| Task details |
The answer is a single number: how many lines hold the string "Laffont".

| Given entries |

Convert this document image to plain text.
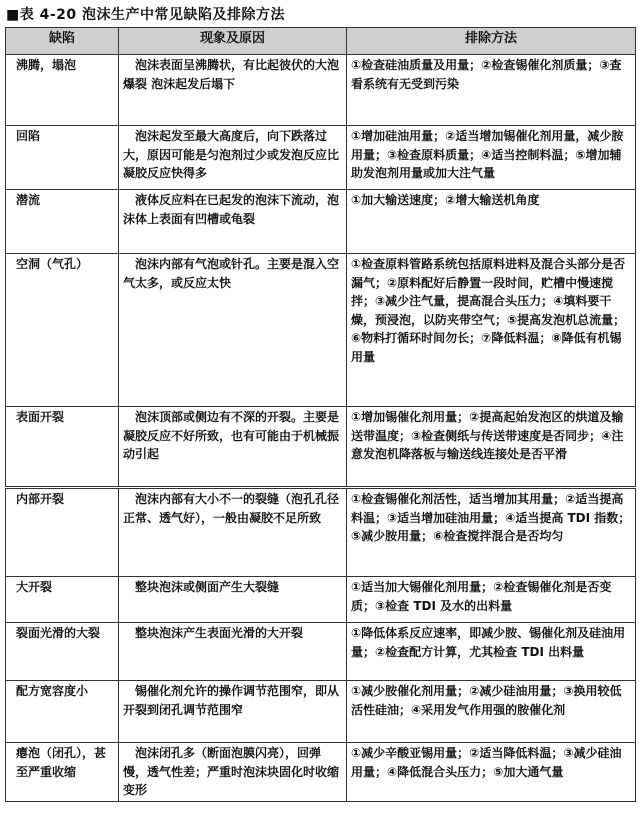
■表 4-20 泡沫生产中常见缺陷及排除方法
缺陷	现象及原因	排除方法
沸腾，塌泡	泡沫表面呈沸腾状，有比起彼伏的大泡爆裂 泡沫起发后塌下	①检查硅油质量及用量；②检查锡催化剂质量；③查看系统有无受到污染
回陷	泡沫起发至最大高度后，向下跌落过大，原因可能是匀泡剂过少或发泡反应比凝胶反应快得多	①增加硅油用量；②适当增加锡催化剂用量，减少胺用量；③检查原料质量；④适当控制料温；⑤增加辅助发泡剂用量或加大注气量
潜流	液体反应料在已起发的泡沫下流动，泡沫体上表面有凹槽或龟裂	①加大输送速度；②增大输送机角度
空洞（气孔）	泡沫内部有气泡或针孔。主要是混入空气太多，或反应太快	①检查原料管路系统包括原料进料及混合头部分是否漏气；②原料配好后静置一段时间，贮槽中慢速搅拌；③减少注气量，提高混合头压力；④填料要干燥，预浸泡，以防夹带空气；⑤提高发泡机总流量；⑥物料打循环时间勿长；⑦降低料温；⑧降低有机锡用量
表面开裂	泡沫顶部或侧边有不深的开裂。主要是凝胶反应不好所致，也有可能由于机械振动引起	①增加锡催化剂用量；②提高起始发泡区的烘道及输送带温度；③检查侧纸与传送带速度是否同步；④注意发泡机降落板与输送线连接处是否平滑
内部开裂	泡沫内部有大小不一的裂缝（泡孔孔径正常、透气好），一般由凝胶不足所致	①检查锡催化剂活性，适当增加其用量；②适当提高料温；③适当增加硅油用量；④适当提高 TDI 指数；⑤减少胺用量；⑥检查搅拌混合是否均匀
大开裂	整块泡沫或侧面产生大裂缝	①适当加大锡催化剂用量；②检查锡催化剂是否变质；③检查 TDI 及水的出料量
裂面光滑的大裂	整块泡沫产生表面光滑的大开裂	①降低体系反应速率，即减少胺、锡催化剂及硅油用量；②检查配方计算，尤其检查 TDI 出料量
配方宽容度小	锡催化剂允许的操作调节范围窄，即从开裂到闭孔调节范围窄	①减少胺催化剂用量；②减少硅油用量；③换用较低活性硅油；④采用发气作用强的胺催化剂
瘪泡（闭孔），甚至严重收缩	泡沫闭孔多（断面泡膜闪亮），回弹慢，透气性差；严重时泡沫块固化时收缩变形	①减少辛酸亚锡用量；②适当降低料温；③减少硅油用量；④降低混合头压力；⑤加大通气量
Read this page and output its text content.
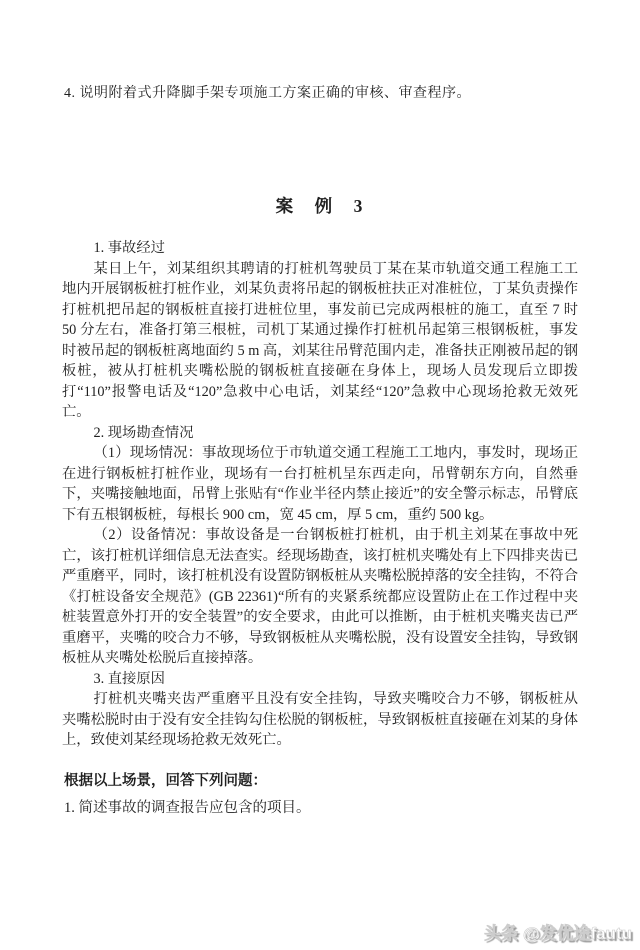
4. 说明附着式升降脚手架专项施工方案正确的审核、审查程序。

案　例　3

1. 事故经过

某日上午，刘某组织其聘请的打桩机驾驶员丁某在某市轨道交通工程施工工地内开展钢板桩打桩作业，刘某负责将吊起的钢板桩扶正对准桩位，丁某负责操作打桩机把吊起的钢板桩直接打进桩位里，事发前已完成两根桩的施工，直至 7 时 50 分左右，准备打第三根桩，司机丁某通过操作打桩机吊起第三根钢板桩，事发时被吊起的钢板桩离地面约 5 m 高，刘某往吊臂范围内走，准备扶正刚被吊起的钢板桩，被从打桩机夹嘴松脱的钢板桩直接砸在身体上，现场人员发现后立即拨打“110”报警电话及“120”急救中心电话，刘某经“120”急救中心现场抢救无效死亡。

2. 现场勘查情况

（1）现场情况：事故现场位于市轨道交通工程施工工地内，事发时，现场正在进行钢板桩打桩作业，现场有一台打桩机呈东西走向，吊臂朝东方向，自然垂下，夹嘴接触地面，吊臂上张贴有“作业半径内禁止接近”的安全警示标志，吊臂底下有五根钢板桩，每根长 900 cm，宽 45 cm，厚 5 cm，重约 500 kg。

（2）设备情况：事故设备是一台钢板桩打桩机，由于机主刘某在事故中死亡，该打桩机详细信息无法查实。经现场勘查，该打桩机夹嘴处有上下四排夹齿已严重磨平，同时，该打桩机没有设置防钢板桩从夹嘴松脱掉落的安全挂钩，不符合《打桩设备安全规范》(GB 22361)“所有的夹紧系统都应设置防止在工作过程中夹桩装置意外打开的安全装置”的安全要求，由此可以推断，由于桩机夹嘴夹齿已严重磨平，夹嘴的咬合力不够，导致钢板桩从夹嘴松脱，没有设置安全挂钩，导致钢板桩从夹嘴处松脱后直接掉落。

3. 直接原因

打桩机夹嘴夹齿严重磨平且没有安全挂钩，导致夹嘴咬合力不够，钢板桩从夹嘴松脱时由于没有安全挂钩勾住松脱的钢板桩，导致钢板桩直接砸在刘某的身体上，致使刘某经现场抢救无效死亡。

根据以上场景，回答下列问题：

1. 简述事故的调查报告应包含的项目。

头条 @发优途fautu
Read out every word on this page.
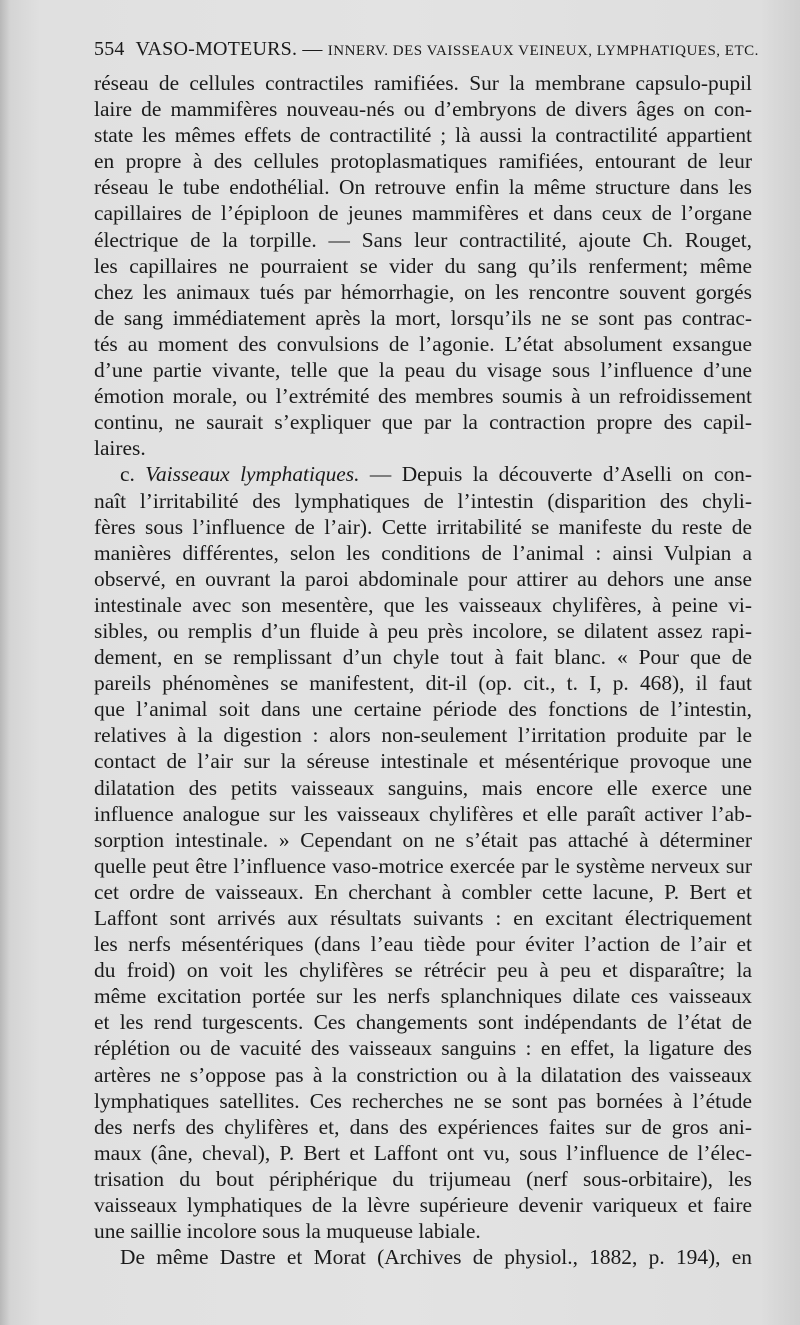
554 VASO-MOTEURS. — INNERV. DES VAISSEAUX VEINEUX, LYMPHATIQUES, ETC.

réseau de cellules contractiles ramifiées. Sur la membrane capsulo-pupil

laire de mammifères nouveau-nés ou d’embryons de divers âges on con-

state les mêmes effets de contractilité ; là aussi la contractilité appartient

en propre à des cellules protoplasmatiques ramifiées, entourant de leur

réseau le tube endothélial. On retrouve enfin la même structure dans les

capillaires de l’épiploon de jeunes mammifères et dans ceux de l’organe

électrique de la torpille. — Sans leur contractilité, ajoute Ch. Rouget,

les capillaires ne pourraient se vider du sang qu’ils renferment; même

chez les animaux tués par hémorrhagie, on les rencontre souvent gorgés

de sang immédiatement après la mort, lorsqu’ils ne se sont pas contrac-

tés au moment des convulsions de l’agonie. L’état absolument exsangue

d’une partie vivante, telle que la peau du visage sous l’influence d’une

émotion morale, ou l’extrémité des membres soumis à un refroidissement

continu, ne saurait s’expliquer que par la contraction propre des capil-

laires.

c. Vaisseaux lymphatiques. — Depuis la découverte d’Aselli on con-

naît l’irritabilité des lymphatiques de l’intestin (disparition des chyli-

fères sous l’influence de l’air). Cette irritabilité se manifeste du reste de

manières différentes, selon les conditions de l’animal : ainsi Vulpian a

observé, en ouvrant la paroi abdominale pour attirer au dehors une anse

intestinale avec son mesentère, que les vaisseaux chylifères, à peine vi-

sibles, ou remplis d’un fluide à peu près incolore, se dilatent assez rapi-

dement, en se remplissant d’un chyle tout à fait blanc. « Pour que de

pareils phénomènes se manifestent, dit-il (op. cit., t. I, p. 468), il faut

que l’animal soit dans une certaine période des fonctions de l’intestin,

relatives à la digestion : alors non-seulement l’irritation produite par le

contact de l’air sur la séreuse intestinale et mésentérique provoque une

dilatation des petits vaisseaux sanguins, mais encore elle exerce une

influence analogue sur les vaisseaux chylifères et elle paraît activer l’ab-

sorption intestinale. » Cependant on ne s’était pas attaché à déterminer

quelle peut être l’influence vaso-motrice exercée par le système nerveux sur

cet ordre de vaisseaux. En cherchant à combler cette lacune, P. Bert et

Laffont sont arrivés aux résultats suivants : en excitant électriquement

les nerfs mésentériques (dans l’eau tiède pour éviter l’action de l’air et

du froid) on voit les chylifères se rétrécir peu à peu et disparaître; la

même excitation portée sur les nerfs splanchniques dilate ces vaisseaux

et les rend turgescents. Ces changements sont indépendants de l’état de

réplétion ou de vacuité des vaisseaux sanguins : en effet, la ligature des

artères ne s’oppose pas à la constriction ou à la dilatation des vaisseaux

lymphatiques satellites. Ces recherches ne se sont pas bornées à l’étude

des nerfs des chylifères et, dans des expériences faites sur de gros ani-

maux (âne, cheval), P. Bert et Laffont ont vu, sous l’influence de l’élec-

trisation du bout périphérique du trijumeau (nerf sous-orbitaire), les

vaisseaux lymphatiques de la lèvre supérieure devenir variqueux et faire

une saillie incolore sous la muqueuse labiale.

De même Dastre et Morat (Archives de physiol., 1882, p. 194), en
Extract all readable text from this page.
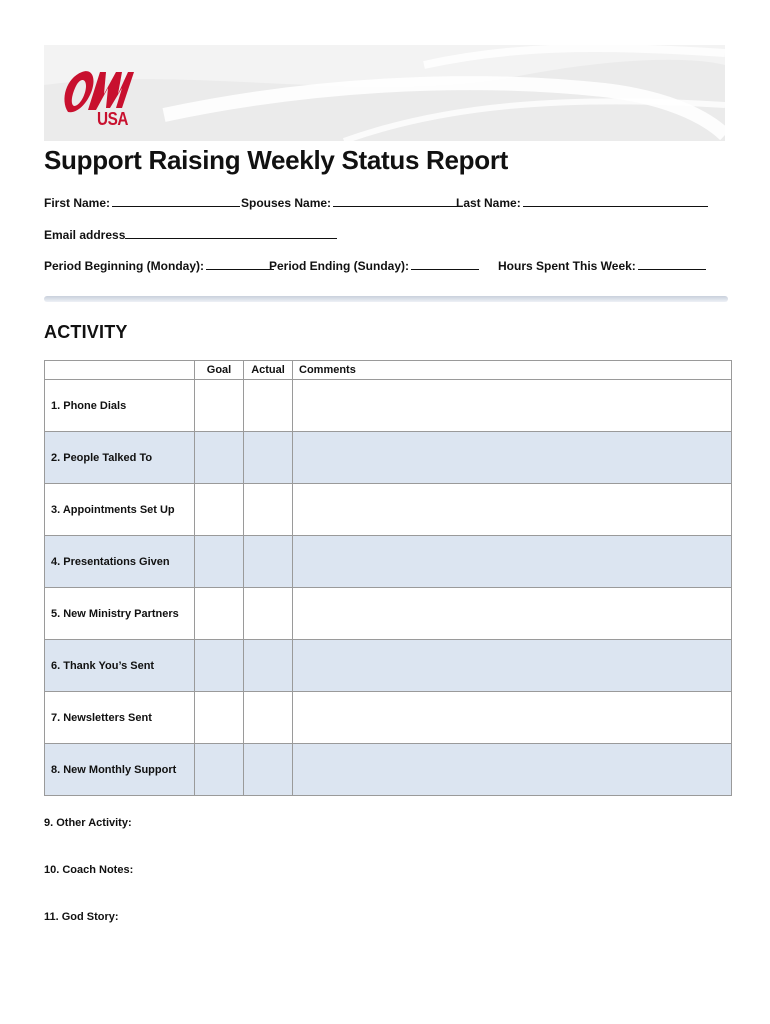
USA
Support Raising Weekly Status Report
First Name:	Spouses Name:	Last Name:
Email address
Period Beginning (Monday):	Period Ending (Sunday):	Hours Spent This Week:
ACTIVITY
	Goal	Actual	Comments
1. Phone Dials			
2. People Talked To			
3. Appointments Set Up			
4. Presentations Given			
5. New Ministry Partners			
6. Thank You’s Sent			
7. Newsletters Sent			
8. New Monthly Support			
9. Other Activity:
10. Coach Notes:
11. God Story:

| Task answer |
2